** SHORT TASK **
Set down all of the entries word for word, omitting the images they contain.

■ ■ ■

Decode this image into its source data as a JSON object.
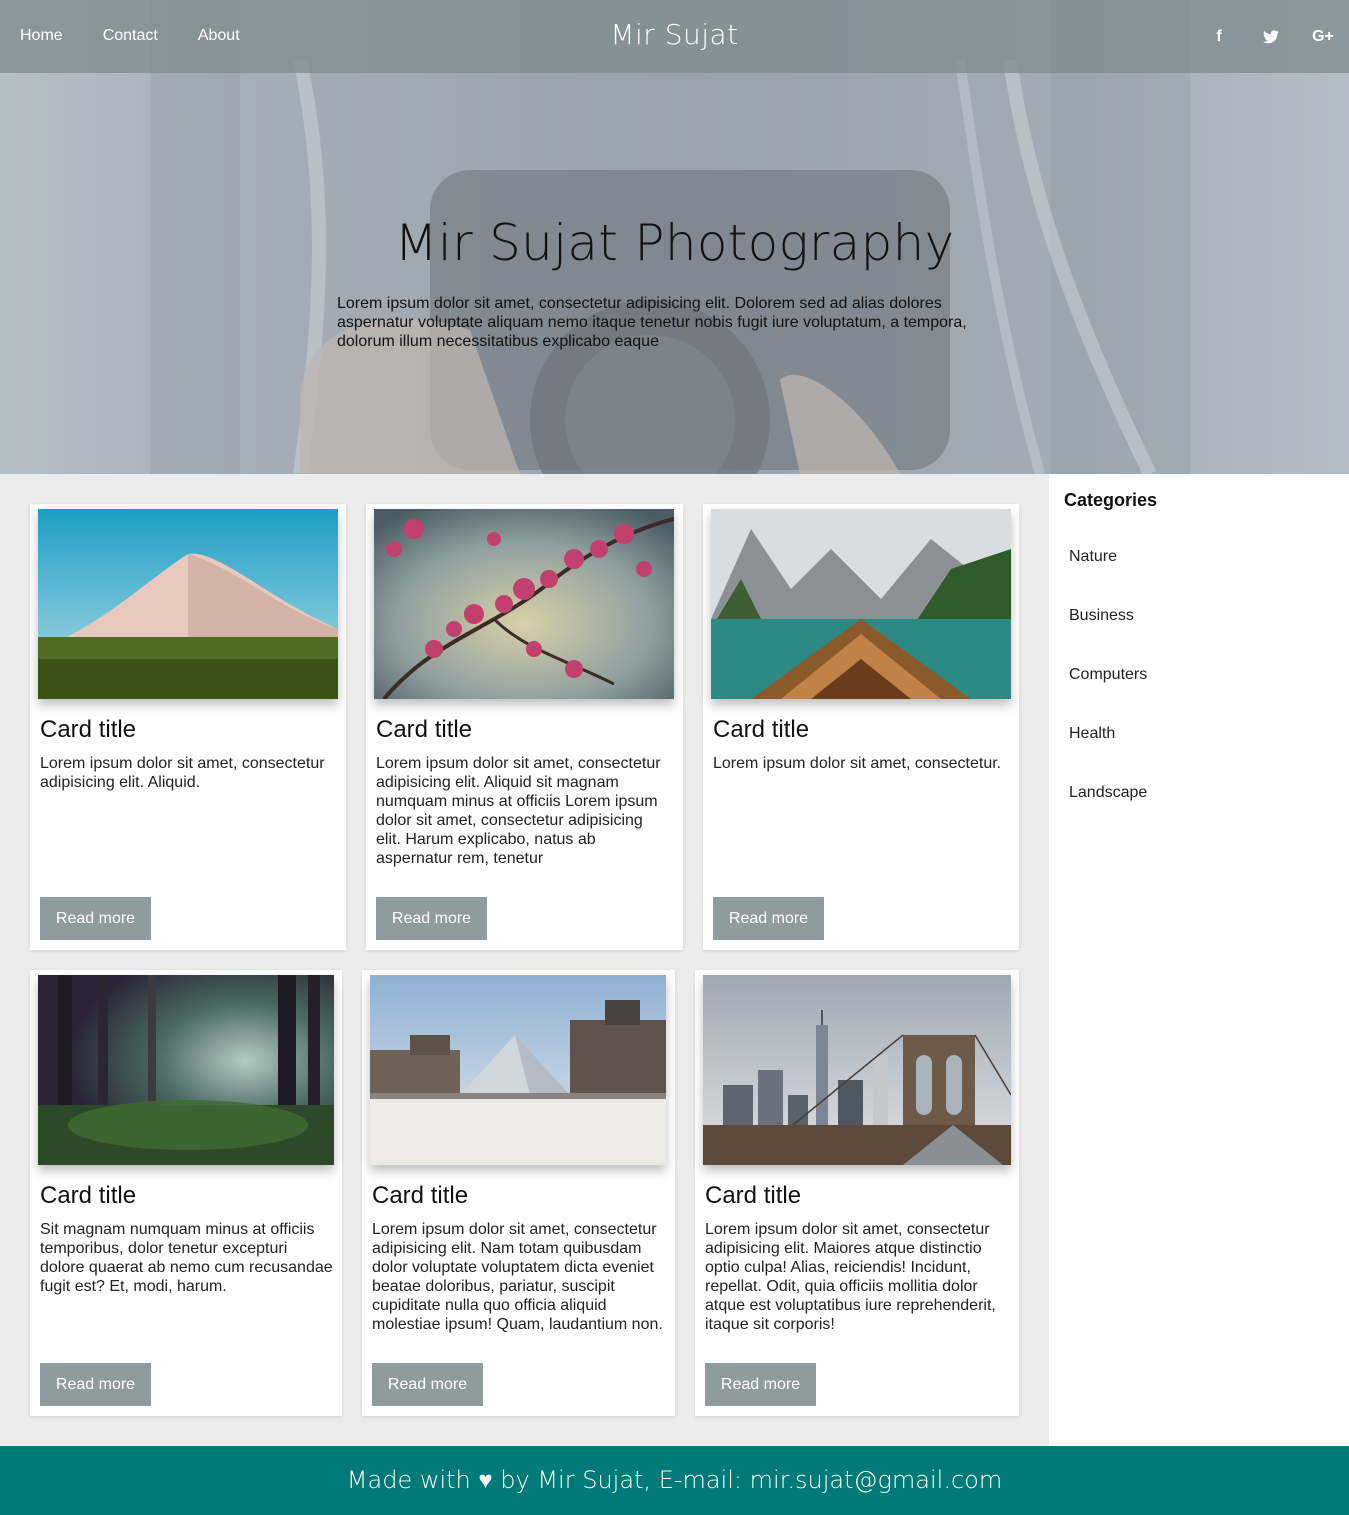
{
  "nav": {
    "links": [
      "Home",
      "Contact",
      "About"
    ],
    "brand": "Mir Sujat",
    "social": [
      {
        "icon": "facebook-icon",
        "glyph": "f"
      },
      {
        "icon": "twitter-icon",
        "glyph": "🐦"
      },
      {
        "icon": "google-plus-icon",
        "glyph": "G+"
      }
    ]
  },
  "hero": {
    "title": "Mir Sujat Photography",
    "text": "Lorem ipsum dolor sit amet, consectetur adipisicing elit. Dolorem sed ad alias dolores aspernatur voluptate aliquam nemo itaque tenetur nobis fugit iure voluptatum, a tempora, dolorum illum necessitatibus explicabo eaque"
  },
  "cards": [
    {
      "image": "desert-dune-image",
      "title": "Card title",
      "text": "Lorem ipsum dolor sit amet, consectetur adipisicing elit. Aliquid.",
      "button": "Read more"
    },
    {
      "image": "cherry-blossom-image",
      "title": "Card title",
      "text": "Lorem ipsum dolor sit amet, consectetur adipisicing elit. Aliquid sit magnam numquam minus at officiis Lorem ipsum dolor sit amet, consectetur adipisicing elit. Harum explicabo, natus ab aspernatur rem, tenetur",
      "button": "Read more"
    },
    {
      "image": "mountain-lake-boat-image",
      "title": "Card title",
      "text": "Lorem ipsum dolor sit amet, consectetur.",
      "button": "Read more"
    },
    {
      "image": "forest-image",
      "title": "Card title",
      "text": "Sit magnam numquam minus at officiis temporibus, dolor tenetur excepturi dolore quaerat ab nemo cum recusandae fugit est? Et, modi, harum.",
      "button": "Read more"
    },
    {
      "image": "louvre-pyramid-image",
      "title": "Card title",
      "text": "Lorem ipsum dolor sit amet, consectetur adipisicing elit. Nam totam quibusdam dolor voluptate voluptatem dicta eveniet beatae doloribus, pariatur, suscipit cupiditate nulla quo officia aliquid molestiae ipsum! Quam, laudantium non.",
      "button": "Read more"
    },
    {
      "image": "brooklyn-bridge-image",
      "title": "Card title",
      "text": "Lorem ipsum dolor sit amet, consectetur adipisicing elit. Maiores atque distinctio optio culpa! Alias, reiciendis! Incidunt, repellat. Odit, quia officiis mollitia dolor atque est voluptatibus iure reprehenderit, itaque sit corporis!",
      "button": "Read more"
    }
  ],
  "sidebar": {
    "title": "Categories",
    "items": [
      "Nature",
      "Business",
      "Computers",
      "Health",
      "Landscape"
    ]
  },
  "footer": {
    "text": "Made with ♥ by Mir Sujat, E-mail: mir.sujat@gmail.com"
  },
  "colors": {
    "navbar": "#7d8c91",
    "button": "#8f9c9c",
    "footer": "#007a78"
  }
}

■ ■ ■

** ANSWER IN FULL **
Decode this image into its source data as a JSON object.
{
  "nav": {
    "links": [
      "Home",
      "Contact",
      "About"
    ],
    "brand": "Mir Sujat",
    "social": [
      {
        "icon": "facebook-icon",
        "glyph": "f"
      },
      {
        "icon": "twitter-icon",
        "glyph": "🐦"
      },
      {
        "icon": "google-plus-icon",
        "glyph": "G+"
      }
    ]
  },
  "hero": {
    "title": "Mir Sujat Photography",
    "text": "Lorem ipsum dolor sit amet, consectetur adipisicing elit. Dolorem sed ad alias dolores aspernatur voluptate aliquam nemo itaque tenetur nobis fugit iure voluptatum, a tempora, dolorum illum necessitatibus explicabo eaque"
  },
  "cards": [
    {
      "image": "desert-dune-image",
      "title": "Card title",
      "text": "Lorem ipsum dolor sit amet, consectetur adipisicing elit. Aliquid.",
      "button": "Read more"
    },
    {
      "image": "cherry-blossom-image",
      "title": "Card title",
      "text": "Lorem ipsum dolor sit amet, consectetur adipisicing elit. Aliquid sit magnam numquam minus at officiis Lorem ipsum dolor sit amet, consectetur adipisicing elit. Harum explicabo, natus ab aspernatur rem, tenetur",
      "button": "Read more"
    },
    {
      "image": "mountain-lake-boat-image",
      "title": "Card title",
      "text": "Lorem ipsum dolor sit amet, consectetur.",
      "button": "Read more"
    },
    {
      "image": "forest-image",
      "title": "Card title",
      "text": "Sit magnam numquam minus at officiis temporibus, dolor tenetur excepturi dolore quaerat ab nemo cum recusandae fugit est? Et, modi, harum.",
      "button": "Read more"
    },
    {
      "image": "louvre-pyramid-image",
      "title": "Card title",
      "text": "Lorem ipsum dolor sit amet, consectetur adipisicing elit. Nam totam quibusdam dolor voluptate voluptatem dicta eveniet beatae doloribus, pariatur, suscipit cupiditate nulla quo officia aliquid molestiae ipsum! Quam, laudantium non.",
      "button": "Read more"
    },
    {
      "image": "brooklyn-bridge-image",
      "title": "Card title",
      "text": "Lorem ipsum dolor sit amet, consectetur adipisicing elit. Maiores atque distinctio optio culpa! Alias, reiciendis! Incidunt, repellat. Odit, quia officiis mollitia dolor atque est voluptatibus iure reprehenderit, itaque sit corporis!",
      "button": "Read more"
    }
  ],
  "sidebar": {
    "title": "Categories",
    "items": [
      "Nature",
      "Business",
      "Computers",
      "Health",
      "Landscape"
    ]
  },
  "footer": {
    "text": "Made with ♥ by Mir Sujat, E-mail: mir.sujat@gmail.com"
  },
  "colors": {
    "navbar": "#7d8c91",
    "button": "#8f9c9c",
    "footer": "#007a78"
  }
}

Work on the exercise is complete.